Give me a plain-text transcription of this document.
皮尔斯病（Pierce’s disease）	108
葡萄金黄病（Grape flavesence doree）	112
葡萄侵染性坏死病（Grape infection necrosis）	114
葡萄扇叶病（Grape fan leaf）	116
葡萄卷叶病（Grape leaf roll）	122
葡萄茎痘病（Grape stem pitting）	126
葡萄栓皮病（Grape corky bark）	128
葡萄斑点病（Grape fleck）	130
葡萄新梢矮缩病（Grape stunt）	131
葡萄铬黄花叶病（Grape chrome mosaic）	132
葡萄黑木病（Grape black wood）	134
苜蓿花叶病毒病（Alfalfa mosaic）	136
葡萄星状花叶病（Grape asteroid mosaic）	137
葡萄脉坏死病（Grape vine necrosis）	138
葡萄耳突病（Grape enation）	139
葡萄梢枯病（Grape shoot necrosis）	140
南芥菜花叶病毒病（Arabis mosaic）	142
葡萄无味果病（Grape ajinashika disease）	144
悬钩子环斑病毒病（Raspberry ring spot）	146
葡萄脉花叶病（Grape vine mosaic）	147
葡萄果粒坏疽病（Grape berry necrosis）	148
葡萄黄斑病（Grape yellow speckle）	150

**Do this:** Print the material once more, exactly.

**Result:**
Give me a plain-text transcription of this document.
皮尔斯病（Pierce’s disease）	108
葡萄金黄病（Grape flavesence doree）	112
葡萄侵染性坏死病（Grape infection necrosis）	114
葡萄扇叶病（Grape fan leaf）	116
葡萄卷叶病（Grape leaf roll）	122
葡萄茎痘病（Grape stem pitting）	126
葡萄栓皮病（Grape corky bark）	128
葡萄斑点病（Grape fleck）	130
葡萄新梢矮缩病（Grape stunt）	131
葡萄铬黄花叶病（Grape chrome mosaic）	132
葡萄黑木病（Grape black wood）	134
苜蓿花叶病毒病（Alfalfa mosaic）	136
葡萄星状花叶病（Grape asteroid mosaic）	137
葡萄脉坏死病（Grape vine necrosis）	138
葡萄耳突病（Grape enation）	139
葡萄梢枯病（Grape shoot necrosis）	140
南芥菜花叶病毒病（Arabis mosaic）	142
葡萄无味果病（Grape ajinashika disease）	144
悬钩子环斑病毒病（Raspberry ring spot）	146
葡萄脉花叶病（Grape vine mosaic）	147
葡萄果粒坏疽病（Grape berry necrosis）	148
葡萄黄斑病（Grape yellow speckle）	150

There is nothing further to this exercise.